• **Objectif de la tâche**
Recopiez, s'il vous plaît, l'intégralité du texte ci-dessous sur l'assurance professionnelle, sans rien y modifier.

• **Passage fourni**
Ces évolutions traduisent un mouvement global : celui d’une assurance professionnelle plus transparente, responsable et durable, où la qualité du conseil et le suivi dans la durée deviennent aussi essentiels que la tarification.
Le rôle des partenaires technologiques
Pour relever ce défi, les assureurs Pro & Entreprise doivent adapter en profondeur leurs pratiques : mieux exploiter la donnée, renforcer le suivi dans la durée et outiller leurs équipes de souscription afin d’allier efficacité opérationnelle et qualité du conseil.
Dans cette évolution, les assureurs IARD entreprises peuvent s’appuyer sur des partenaires technologiques spécialisés, capables de fournir :
- des moteurs de données fiables et continus,
- des outils de monitoring de portefeuille,
- des solutions pour préparer et guider les équipes dans leurs rendez-vous,
- une intégration fluide dans les extranets et outils de souscription.
Continuity permet d’automatiser une partie du travail de collecte et de contrôle, tout en recentrant les équipes sur leur valeur ajoutée : l’analyse, l’interprétation et l’arbitrage. C’est dans cette combinaison entre technologie et expertise humaine que se joue la réussite d’une souscription moderne, capable de concilier simplification des parcours et sécurisation des risques.
Perspectives : vers un nouveau standard
Dès 2026, le devoir de conseil permanent deviendra un nouveau standard du marché. À moyen terme, on peut anticiper :
- un suivi continu systématisé : attendu par les régulateurs, mais aussi par les clients,
- l’essor des agents IA spécialisés en souscription, copilotes des équipes humaines,
- un marché plus sélectif : les assureurs mieux équipés sauront plus vite arbitrer et écarter les mauvais risques et se concentrer sur les plus porteurs,
- une montée en compétence des équipes : grâce aux outils, les collaborateurs juniors pourront gagner en autonomie, tout en respectant les standards de conformité.

• **Données fournies**

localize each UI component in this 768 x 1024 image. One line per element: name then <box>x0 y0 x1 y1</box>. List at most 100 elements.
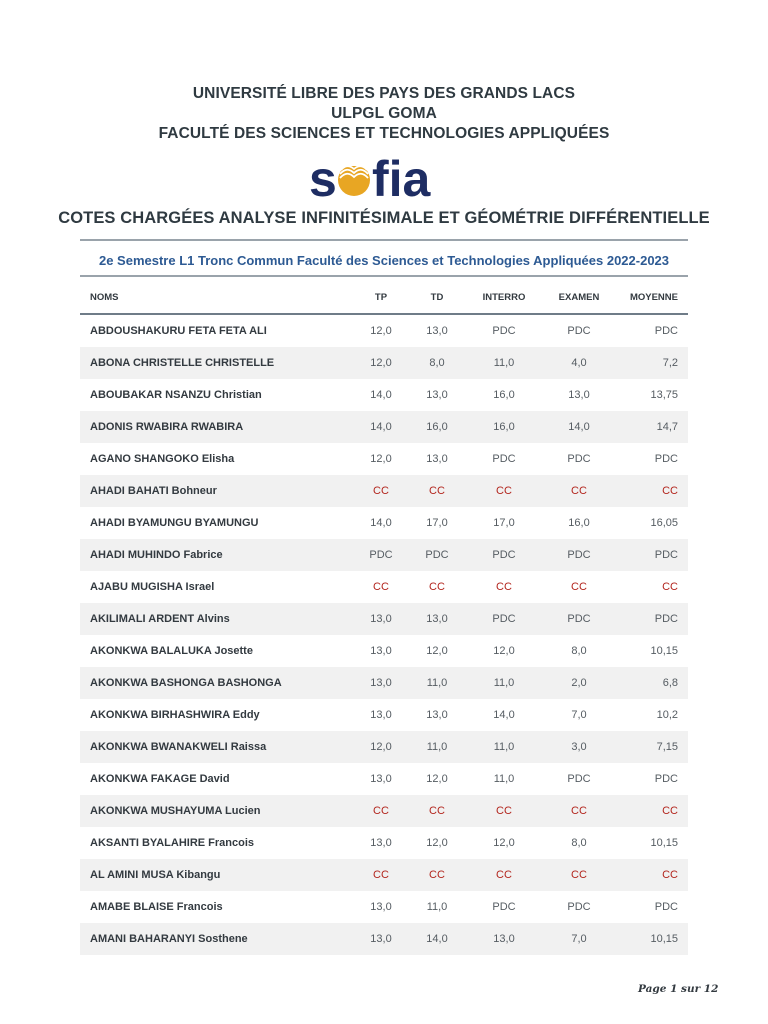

• **Réponse à la tâche**
Ces évolutions traduisent un mouvement global : celui d’une assurance professionnelle plus transparente, responsable et durable, où la qualité du conseil et le suivi dans la durée deviennent aussi essentiels que la tarification.
Le rôle des partenaires technologiques
Pour relever ce défi, les assureurs Pro & Entreprise doivent adapter en profondeur leurs pratiques : mieux exploiter la donnée, renforcer le suivi dans la durée et outiller leurs équipes de souscription afin d’allier efficacité opérationnelle et qualité du conseil.
Dans cette évolution, les assureurs IARD entreprises peuvent s’appuyer sur des partenaires technologiques spécialisés, capables de fournir :
- des moteurs de données fiables et continus,
- des outils de monitoring de portefeuille,
- des solutions pour préparer et guider les équipes dans leurs rendez-vous,
- une intégration fluide dans les extranets et outils de souscription.
Continuity permet d’automatiser une partie du travail de collecte et de contrôle, tout en recentrant les équipes sur leur valeur ajoutée : l’analyse, l’interprétation et l’arbitrage. C’est dans cette combinaison entre technologie et expertise humaine que se joue la réussite d’une souscription moderne, capable de concilier simplification des parcours et sécurisation des risques.
Perspectives : vers un nouveau standard
Dès 2026, le devoir de conseil permanent deviendra un nouveau standard du marché. À moyen terme, on peut anticiper :
- un suivi continu systématisé : attendu par les régulateurs, mais aussi par les clients,
- l’essor des agents IA spécialisés en souscription, copilotes des équipes humaines,
- un marché plus sélectif : les assureurs mieux équipés sauront plus vite arbitrer et écarter les mauvais risques et se concentrer sur les plus porteurs,
- une montée en compétence des équipes : grâce aux outils, les collaborateurs juniors pourront gagner en autonomie, tout en respectant les standards de conformité.